Source records:
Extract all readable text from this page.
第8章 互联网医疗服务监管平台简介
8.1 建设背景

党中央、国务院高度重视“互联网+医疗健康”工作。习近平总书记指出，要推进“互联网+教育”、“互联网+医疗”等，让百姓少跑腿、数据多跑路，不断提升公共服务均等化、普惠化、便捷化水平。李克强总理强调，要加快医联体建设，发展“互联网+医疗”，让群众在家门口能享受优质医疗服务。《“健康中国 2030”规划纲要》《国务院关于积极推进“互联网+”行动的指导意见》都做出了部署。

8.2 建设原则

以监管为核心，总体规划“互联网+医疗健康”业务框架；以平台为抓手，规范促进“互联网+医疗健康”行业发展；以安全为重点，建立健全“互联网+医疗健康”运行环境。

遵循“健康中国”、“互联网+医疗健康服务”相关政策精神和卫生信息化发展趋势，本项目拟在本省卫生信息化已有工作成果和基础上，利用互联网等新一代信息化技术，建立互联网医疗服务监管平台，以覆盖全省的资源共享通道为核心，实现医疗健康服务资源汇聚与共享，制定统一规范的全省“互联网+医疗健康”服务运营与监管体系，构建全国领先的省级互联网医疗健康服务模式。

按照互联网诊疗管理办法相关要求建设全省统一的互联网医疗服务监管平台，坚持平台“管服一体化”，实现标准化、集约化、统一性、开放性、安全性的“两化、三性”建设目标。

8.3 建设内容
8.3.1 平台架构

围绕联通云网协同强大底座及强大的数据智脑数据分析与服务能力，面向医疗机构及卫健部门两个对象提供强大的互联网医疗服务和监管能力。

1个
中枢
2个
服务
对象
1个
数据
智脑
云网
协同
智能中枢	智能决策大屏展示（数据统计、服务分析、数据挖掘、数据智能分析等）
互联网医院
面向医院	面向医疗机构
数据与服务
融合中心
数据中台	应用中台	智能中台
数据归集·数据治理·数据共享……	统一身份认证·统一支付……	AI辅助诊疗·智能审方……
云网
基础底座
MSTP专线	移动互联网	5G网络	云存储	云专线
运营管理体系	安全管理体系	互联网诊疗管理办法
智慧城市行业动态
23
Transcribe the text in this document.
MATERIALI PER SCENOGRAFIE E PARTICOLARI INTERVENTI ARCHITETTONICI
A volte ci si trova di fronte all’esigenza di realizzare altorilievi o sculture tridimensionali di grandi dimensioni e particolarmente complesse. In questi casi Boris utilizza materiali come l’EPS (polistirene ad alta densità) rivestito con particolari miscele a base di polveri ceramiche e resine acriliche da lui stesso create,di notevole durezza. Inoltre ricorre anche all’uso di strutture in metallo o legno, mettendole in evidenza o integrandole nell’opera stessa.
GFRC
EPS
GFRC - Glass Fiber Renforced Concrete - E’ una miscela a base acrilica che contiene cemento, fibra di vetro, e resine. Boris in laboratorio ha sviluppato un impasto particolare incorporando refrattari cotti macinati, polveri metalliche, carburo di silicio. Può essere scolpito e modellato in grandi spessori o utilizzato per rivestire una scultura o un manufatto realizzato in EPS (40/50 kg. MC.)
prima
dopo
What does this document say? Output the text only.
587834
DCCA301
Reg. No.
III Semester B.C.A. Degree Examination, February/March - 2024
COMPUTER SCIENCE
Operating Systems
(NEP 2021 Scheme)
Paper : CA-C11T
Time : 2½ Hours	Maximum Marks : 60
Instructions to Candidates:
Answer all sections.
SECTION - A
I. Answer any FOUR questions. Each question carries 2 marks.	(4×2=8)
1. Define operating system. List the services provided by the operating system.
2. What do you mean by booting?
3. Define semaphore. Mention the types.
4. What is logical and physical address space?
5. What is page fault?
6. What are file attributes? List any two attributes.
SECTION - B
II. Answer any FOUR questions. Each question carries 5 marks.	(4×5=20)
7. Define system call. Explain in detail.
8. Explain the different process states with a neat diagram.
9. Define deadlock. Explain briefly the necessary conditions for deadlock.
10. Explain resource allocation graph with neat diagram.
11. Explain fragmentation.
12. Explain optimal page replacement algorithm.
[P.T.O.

SHORT EXERCISE: Give back all the records exactly as they stand.

RESPONSE TO THIS TASK:
Extract all readable text from this page.
第8章 互联网医疗服务监管平台简介
8.1 建设背景

党中央、国务院高度重视“互联网+医疗健康”工作。习近平总书记指出，要推进“互联网+教育”、“互联网+医疗”等，让百姓少跑腿、数据多跑路，不断提升公共服务均等化、普惠化、便捷化水平。李克强总理强调，要加快医联体建设，发展“互联网+医疗”，让群众在家门口能享受优质医疗服务。《“健康中国 2030”规划纲要》《国务院关于积极推进“互联网+”行动的指导意见》都做出了部署。

8.2 建设原则

以监管为核心，总体规划“互联网+医疗健康”业务框架；以平台为抓手，规范促进“互联网+医疗健康”行业发展；以安全为重点，建立健全“互联网+医疗健康”运行环境。

遵循“健康中国”、“互联网+医疗健康服务”相关政策精神和卫生信息化发展趋势，本项目拟在本省卫生信息化已有工作成果和基础上，利用互联网等新一代信息化技术，建立互联网医疗服务监管平台，以覆盖全省的资源共享通道为核心，实现医疗健康服务资源汇聚与共享，制定统一规范的全省“互联网+医疗健康”服务运营与监管体系，构建全国领先的省级互联网医疗健康服务模式。

按照互联网诊疗管理办法相关要求建设全省统一的互联网医疗服务监管平台，坚持平台“管服一体化”，实现标准化、集约化、统一性、开放性、安全性的“两化、三性”建设目标。

8.3 建设内容
8.3.1 平台架构

围绕联通云网协同强大底座及强大的数据智脑数据分析与服务能力，面向医疗机构及卫健部门两个对象提供强大的互联网医疗服务和监管能力。

1个
中枢
2个
服务
对象
1个
数据
智脑
云网
协同
智能中枢	智能决策大屏展示（数据统计、服务分析、数据挖掘、数据智能分析等）
互联网医院
面向医院	面向医疗机构
数据与服务
融合中心
数据中台	应用中台	智能中台
数据归集·数据治理·数据共享……	统一身份认证·统一支付……	AI辅助诊疗·智能审方……
云网
基础底座
MSTP专线	移动互联网	5G网络	云存储	云专线
运营管理体系	安全管理体系	互联网诊疗管理办法
智慧城市行业动态
23
Transcribe the text in this document.
MATERIALI PER SCENOGRAFIE E PARTICOLARI INTERVENTI ARCHITETTONICI
A volte ci si trova di fronte all’esigenza di realizzare altorilievi o sculture tridimensionali di grandi dimensioni e particolarmente complesse. In questi casi Boris utilizza materiali come l’EPS (polistirene ad alta densità) rivestito con particolari miscele a base di polveri ceramiche e resine acriliche da lui stesso create,di notevole durezza. Inoltre ricorre anche all’uso di strutture in metallo o legno, mettendole in evidenza o integrandole nell’opera stessa.
GFRC
EPS
GFRC - Glass Fiber Renforced Concrete - E’ una miscela a base acrilica che contiene cemento, fibra di vetro, e resine. Boris in laboratorio ha sviluppato un impasto particolare incorporando refrattari cotti macinati, polveri metalliche, carburo di silicio. Può essere scolpito e modellato in grandi spessori o utilizzato per rivestire una scultura o un manufatto realizzato in EPS (40/50 kg. MC.)
prima
dopo
What does this document say? Output the text only.
587834
DCCA301
Reg. No.
III Semester B.C.A. Degree Examination, February/March - 2024
COMPUTER SCIENCE
Operating Systems
(NEP 2021 Scheme)
Paper : CA-C11T
Time : 2½ Hours	Maximum Marks : 60
Instructions to Candidates:
Answer all sections.
SECTION - A
I. Answer any FOUR questions. Each question carries 2 marks.	(4×2=8)
1. Define operating system. List the services provided by the operating system.
2. What do you mean by booting?
3. Define semaphore. Mention the types.
4. What is logical and physical address space?
5. What is page fault?
6. What are file attributes? List any two attributes.
SECTION - B
II. Answer any FOUR questions. Each question carries 5 marks.	(4×5=20)
7. Define system call. Explain in detail.
8. Explain the different process states with a neat diagram.
9. Define deadlock. Explain briefly the necessary conditions for deadlock.
10. Explain resource allocation graph with neat diagram.
11. Explain fragmentation.
12. Explain optimal page replacement algorithm.
[P.T.O.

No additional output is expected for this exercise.